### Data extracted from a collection

########################################

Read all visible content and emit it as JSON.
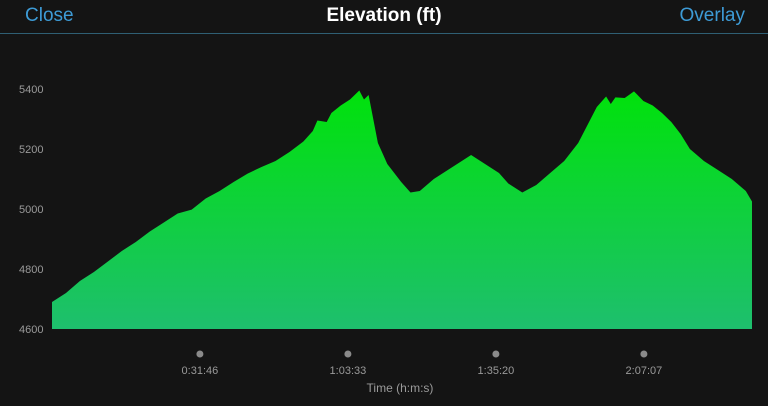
{
  "header": {
    "close_label": "Close",
    "title": "Elevation (ft)",
    "overlay_label": "Overlay"
  },
  "colors": {
    "accent": "#3d9bd6",
    "area_top": "#00e20b",
    "area_bottom": "#1ebf6e",
    "background": "#141414"
  },
  "chart_data": {
    "type": "area",
    "xlabel": "Time (h:m:s)",
    "ylabel": "",
    "ylim": [
      4600,
      5400
    ],
    "yticks": [
      4600,
      4800,
      5000,
      5200,
      5400
    ],
    "xlim_seconds": [
      0,
      9020
    ],
    "xticks": [
      {
        "label": "0:31:46",
        "seconds": 1906
      },
      {
        "label": "1:03:33",
        "seconds": 3813
      },
      {
        "label": "1:35:20",
        "seconds": 5720
      },
      {
        "label": "2:07:07",
        "seconds": 7627
      }
    ],
    "points": [
      [
        "0:00:00",
        4690
      ],
      [
        "0:03:00",
        4720
      ],
      [
        "0:06:00",
        4760
      ],
      [
        "0:09:00",
        4790
      ],
      [
        "0:12:00",
        4825
      ],
      [
        "0:15:00",
        4860
      ],
      [
        "0:18:00",
        4890
      ],
      [
        "0:21:00",
        4925
      ],
      [
        "0:24:00",
        4955
      ],
      [
        "0:27:00",
        4985
      ],
      [
        "0:30:00",
        4998
      ],
      [
        "0:33:00",
        5035
      ],
      [
        "0:36:00",
        5060
      ],
      [
        "0:39:00",
        5090
      ],
      [
        "0:42:00",
        5118
      ],
      [
        "0:45:00",
        5140
      ],
      [
        "0:48:00",
        5160
      ],
      [
        "0:51:00",
        5190
      ],
      [
        "0:54:00",
        5225
      ],
      [
        "0:56:00",
        5260
      ],
      [
        "0:57:00",
        5295
      ],
      [
        "0:59:00",
        5290
      ],
      [
        "1:00:00",
        5320
      ],
      [
        "1:02:00",
        5345
      ],
      [
        "1:04:00",
        5365
      ],
      [
        "1:06:00",
        5395
      ],
      [
        "1:07:00",
        5365
      ],
      [
        "1:08:00",
        5380
      ],
      [
        "1:10:00",
        5220
      ],
      [
        "1:12:00",
        5150
      ],
      [
        "1:15:00",
        5090
      ],
      [
        "1:17:00",
        5055
      ],
      [
        "1:19:00",
        5060
      ],
      [
        "1:22:00",
        5100
      ],
      [
        "1:25:00",
        5130
      ],
      [
        "1:28:00",
        5160
      ],
      [
        "1:30:00",
        5180
      ],
      [
        "1:32:00",
        5160
      ],
      [
        "1:34:00",
        5140
      ],
      [
        "1:36:00",
        5120
      ],
      [
        "1:38:00",
        5085
      ],
      [
        "1:41:00",
        5055
      ],
      [
        "1:44:00",
        5080
      ],
      [
        "1:47:00",
        5120
      ],
      [
        "1:50:00",
        5160
      ],
      [
        "1:53:00",
        5220
      ],
      [
        "1:55:00",
        5280
      ],
      [
        "1:57:00",
        5340
      ],
      [
        "1:59:00",
        5375
      ],
      [
        "2:00:00",
        5350
      ],
      [
        "2:01:00",
        5372
      ],
      [
        "2:03:00",
        5370
      ],
      [
        "2:05:00",
        5392
      ],
      [
        "2:07:00",
        5360
      ],
      [
        "2:09:00",
        5345
      ],
      [
        "2:11:00",
        5320
      ],
      [
        "2:13:00",
        5290
      ],
      [
        "2:15:00",
        5250
      ],
      [
        "2:17:00",
        5200
      ],
      [
        "2:20:00",
        5160
      ],
      [
        "2:23:00",
        5130
      ],
      [
        "2:26:00",
        5100
      ],
      [
        "2:29:00",
        5060
      ],
      [
        "2:30:20",
        5025
      ]
    ]
  }
}
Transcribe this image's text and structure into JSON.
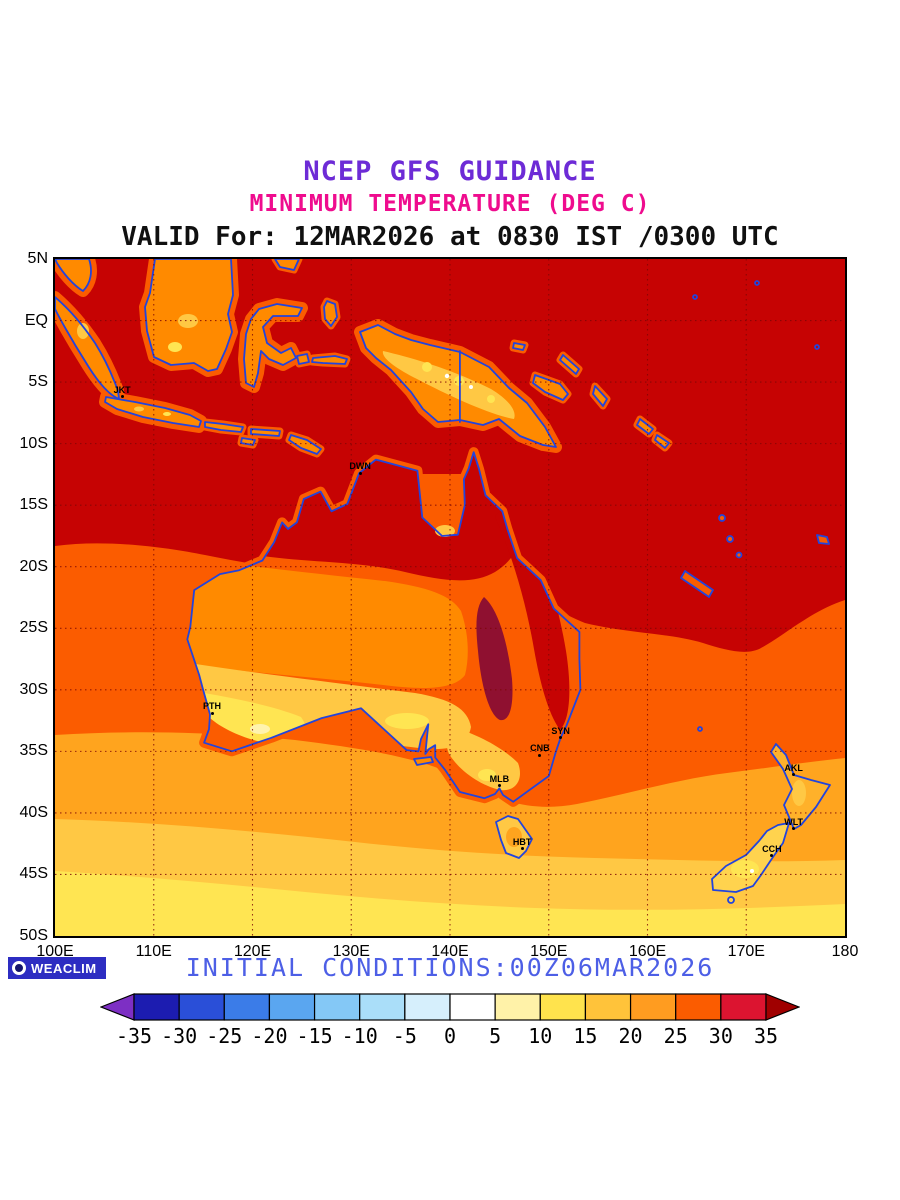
{
  "header": {
    "line1": "NCEP GFS GUIDANCE",
    "line2": "MINIMUM TEMPERATURE (DEG C)",
    "line3": "VALID For: 12MAR2026 at 0830 IST /0300 UTC"
  },
  "map": {
    "lat_ticks": [
      {
        "label": "5N",
        "lat": 5
      },
      {
        "label": "EQ",
        "lat": 0
      },
      {
        "label": "5S",
        "lat": -5
      },
      {
        "label": "10S",
        "lat": -10
      },
      {
        "label": "15S",
        "lat": -15
      },
      {
        "label": "20S",
        "lat": -20
      },
      {
        "label": "25S",
        "lat": -25
      },
      {
        "label": "30S",
        "lat": -30
      },
      {
        "label": "35S",
        "lat": -35
      },
      {
        "label": "40S",
        "lat": -40
      },
      {
        "label": "45S",
        "lat": -45
      },
      {
        "label": "50S",
        "lat": -50
      }
    ],
    "lon_ticks": [
      {
        "label": "100E",
        "lon": 100
      },
      {
        "label": "110E",
        "lon": 110
      },
      {
        "label": "120E",
        "lon": 120
      },
      {
        "label": "130E",
        "lon": 130
      },
      {
        "label": "140E",
        "lon": 140
      },
      {
        "label": "150E",
        "lon": 150
      },
      {
        "label": "160E",
        "lon": 160
      },
      {
        "label": "170E",
        "lon": 170
      },
      {
        "label": "180",
        "lon": 180
      }
    ],
    "cities": [
      {
        "label": "JKT",
        "lon": 106.8,
        "lat": -6.2
      },
      {
        "label": "DWN",
        "lon": 130.9,
        "lat": -12.4
      },
      {
        "label": "PTH",
        "lon": 115.9,
        "lat": -31.9
      },
      {
        "label": "SYN",
        "lon": 151.2,
        "lat": -33.9
      },
      {
        "label": "CNB",
        "lon": 149.1,
        "lat": -35.3
      },
      {
        "label": "MLB",
        "lon": 145.0,
        "lat": -37.8
      },
      {
        "label": "HBT",
        "lon": 147.3,
        "lat": -42.9
      },
      {
        "label": "AKL",
        "lon": 174.8,
        "lat": -36.9
      },
      {
        "label": "WLT",
        "lon": 174.8,
        "lat": -41.3
      },
      {
        "label": "CCH",
        "lon": 172.6,
        "lat": -43.5
      }
    ]
  },
  "colorbar": {
    "unit": "DEG C",
    "tick_labels": [
      "-35",
      "-30",
      "-25",
      "-20",
      "-15",
      "-10",
      "-5",
      "0",
      "5",
      "10",
      "15",
      "20",
      "25",
      "30",
      "35"
    ],
    "segment_colors": [
      "#1c1cb0",
      "#2a4fd8",
      "#3b7ce8",
      "#5aa6f0",
      "#84c8f6",
      "#aadef9",
      "#d6effc",
      "#ffffff",
      "#fff2a8",
      "#ffe34d",
      "#ffc33a",
      "#ff9c20",
      "#fb5c00",
      "#dc1430"
    ],
    "left_arrow_color": "#7d2fc4",
    "right_arrow_color": "#a00000"
  },
  "footer": {
    "initial_conditions": "INITIAL CONDITIONS:00Z06MAR2026",
    "logo_text": "WEACLIM"
  }
}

########################################

### AIM OF THE EXERCISE
Copy down every line of the material above that includes the string "JSON".

### SOLUTION TO THIS TASK
Read all visible content and emit it as JSON.
Transcribe this image's text and structure into JSON.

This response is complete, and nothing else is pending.